╭─ Information given

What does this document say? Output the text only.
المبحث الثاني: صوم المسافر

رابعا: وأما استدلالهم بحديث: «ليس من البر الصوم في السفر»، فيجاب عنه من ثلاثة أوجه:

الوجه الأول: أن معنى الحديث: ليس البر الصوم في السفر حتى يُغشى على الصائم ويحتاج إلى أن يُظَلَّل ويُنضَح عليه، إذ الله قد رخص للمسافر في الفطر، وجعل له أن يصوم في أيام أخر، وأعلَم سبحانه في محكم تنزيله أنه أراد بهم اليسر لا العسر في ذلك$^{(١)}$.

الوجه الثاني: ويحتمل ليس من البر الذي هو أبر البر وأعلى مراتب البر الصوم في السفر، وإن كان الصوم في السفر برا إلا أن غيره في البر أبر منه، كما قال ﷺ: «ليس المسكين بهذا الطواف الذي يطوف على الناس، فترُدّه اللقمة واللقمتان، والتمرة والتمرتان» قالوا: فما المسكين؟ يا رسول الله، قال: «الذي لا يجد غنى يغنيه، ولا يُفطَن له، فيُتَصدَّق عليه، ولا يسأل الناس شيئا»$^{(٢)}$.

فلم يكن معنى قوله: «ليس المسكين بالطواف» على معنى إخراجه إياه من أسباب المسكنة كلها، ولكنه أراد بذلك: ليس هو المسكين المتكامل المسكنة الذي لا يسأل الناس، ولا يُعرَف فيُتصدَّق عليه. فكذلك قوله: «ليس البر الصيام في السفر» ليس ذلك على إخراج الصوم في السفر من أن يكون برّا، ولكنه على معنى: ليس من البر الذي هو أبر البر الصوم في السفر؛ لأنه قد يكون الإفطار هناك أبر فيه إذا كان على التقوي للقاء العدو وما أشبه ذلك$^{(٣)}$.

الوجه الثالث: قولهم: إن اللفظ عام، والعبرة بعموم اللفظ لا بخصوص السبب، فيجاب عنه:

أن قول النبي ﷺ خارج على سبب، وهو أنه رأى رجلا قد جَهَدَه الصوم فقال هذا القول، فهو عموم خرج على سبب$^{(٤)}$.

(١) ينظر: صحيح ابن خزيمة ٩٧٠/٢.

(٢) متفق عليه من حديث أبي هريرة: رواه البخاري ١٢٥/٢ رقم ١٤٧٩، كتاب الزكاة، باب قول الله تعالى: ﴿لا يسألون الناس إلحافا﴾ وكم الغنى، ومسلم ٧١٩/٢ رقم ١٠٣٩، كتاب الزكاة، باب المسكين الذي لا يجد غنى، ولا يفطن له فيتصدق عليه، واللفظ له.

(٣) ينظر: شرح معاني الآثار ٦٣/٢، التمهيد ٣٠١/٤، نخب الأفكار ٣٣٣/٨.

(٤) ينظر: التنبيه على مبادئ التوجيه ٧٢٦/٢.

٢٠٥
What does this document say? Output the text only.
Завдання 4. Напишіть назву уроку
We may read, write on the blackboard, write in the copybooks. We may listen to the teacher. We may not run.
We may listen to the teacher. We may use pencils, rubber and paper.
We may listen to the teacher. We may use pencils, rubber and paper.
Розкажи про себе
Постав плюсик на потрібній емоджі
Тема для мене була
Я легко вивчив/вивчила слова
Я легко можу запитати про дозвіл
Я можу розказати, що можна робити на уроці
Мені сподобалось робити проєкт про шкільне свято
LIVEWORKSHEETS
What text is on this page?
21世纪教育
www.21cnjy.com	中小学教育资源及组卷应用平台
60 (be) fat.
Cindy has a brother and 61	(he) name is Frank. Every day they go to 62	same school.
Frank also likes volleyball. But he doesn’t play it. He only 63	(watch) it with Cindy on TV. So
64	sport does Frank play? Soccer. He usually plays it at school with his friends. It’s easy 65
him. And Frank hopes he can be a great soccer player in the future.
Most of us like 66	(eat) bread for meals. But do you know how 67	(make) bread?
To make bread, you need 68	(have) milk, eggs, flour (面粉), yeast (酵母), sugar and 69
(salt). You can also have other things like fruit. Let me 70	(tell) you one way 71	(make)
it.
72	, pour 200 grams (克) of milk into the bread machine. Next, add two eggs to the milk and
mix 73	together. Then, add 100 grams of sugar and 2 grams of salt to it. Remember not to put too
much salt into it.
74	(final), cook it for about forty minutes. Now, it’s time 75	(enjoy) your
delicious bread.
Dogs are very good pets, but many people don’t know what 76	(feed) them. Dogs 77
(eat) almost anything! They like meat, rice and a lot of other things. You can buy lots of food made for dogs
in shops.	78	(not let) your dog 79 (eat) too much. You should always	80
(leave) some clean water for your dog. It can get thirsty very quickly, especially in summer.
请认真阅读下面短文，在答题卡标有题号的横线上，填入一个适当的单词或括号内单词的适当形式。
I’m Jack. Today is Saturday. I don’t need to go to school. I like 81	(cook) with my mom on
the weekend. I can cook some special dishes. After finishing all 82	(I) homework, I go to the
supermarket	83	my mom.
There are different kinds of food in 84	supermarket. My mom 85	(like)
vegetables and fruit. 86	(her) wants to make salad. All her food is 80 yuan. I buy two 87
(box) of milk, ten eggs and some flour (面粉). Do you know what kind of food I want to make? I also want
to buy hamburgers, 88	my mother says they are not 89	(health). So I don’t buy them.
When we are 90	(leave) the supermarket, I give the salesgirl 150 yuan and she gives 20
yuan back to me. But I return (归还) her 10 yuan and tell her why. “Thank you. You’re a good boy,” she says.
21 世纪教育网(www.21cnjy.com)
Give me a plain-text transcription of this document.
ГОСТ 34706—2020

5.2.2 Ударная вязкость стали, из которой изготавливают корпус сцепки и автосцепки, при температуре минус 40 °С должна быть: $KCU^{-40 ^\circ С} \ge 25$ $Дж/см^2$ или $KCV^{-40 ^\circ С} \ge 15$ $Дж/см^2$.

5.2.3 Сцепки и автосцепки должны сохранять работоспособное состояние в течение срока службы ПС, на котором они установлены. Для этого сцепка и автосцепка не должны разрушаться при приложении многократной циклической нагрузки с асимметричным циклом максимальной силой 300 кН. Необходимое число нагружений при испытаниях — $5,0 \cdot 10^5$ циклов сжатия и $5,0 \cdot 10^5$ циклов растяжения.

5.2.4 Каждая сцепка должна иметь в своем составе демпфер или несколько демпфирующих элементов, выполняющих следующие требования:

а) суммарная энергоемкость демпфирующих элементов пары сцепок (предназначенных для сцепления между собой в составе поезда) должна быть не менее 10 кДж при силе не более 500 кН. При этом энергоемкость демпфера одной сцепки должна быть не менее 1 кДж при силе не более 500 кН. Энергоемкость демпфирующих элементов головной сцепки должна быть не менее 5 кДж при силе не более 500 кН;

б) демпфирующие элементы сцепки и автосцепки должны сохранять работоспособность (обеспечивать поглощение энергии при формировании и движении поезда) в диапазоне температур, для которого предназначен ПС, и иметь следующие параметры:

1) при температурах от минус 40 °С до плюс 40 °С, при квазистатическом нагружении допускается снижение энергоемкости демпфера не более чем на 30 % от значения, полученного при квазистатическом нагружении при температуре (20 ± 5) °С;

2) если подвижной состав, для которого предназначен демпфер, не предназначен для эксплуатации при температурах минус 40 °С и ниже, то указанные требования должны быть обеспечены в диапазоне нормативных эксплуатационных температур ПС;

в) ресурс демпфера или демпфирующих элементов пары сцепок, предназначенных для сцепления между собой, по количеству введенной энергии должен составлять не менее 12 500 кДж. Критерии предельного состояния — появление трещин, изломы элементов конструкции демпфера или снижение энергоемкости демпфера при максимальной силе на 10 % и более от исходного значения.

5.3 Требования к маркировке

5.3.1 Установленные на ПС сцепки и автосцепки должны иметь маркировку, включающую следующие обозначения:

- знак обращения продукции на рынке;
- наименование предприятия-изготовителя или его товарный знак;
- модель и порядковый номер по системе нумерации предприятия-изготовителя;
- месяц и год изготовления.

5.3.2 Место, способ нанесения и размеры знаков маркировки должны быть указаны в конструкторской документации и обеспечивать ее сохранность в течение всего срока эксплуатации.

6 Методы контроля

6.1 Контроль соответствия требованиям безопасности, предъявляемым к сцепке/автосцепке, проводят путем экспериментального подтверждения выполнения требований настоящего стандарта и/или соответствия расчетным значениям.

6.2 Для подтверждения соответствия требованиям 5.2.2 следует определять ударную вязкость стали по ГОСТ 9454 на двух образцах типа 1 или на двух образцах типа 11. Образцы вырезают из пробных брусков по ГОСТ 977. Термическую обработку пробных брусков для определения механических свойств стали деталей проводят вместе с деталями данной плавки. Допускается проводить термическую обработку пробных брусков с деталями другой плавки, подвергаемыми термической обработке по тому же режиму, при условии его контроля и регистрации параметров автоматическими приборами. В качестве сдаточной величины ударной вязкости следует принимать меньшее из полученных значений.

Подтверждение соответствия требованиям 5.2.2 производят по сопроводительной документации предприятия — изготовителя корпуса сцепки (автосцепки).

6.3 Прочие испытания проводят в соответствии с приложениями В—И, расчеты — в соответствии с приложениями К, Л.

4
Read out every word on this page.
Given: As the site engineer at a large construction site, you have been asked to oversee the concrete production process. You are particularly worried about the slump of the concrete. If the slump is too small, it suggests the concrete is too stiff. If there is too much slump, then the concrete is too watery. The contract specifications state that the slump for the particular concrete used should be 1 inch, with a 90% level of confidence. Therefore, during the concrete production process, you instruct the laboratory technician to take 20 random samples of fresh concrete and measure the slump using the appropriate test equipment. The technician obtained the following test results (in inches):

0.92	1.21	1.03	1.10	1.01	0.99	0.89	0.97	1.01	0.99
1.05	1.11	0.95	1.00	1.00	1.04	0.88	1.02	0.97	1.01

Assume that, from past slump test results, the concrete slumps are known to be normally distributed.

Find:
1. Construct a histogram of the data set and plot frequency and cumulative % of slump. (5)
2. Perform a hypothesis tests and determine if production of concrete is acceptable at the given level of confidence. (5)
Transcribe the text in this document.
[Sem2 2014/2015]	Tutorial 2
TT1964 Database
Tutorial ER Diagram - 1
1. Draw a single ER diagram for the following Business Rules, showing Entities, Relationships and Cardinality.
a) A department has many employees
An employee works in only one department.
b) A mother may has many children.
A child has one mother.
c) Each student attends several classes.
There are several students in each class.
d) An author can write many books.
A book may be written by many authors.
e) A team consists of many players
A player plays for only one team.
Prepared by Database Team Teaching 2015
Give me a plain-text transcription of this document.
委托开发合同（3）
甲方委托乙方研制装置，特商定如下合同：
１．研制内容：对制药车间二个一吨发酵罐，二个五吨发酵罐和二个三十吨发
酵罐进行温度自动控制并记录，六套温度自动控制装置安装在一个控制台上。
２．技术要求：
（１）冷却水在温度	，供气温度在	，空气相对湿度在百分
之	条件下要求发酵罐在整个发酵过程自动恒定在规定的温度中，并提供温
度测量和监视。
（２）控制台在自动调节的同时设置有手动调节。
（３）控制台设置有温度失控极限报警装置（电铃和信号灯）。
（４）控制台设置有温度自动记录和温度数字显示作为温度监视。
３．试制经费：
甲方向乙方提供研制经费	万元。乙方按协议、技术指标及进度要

╰─

Description of the task
Check each line of the records for the word "Frank", and show the lines that contain it.

Completed task
Cindy has a brother and 61	(he) name is Frank. Every day they go to 62	same school.
Frank also likes volleyball. But he doesn’t play it. He only 63	(watch) it with Cindy on TV. So
64	sport does Frank play? Soccer. He usually plays it at school with his friends. It’s easy 65
him. And Frank hopes he can be a great soccer player in the future.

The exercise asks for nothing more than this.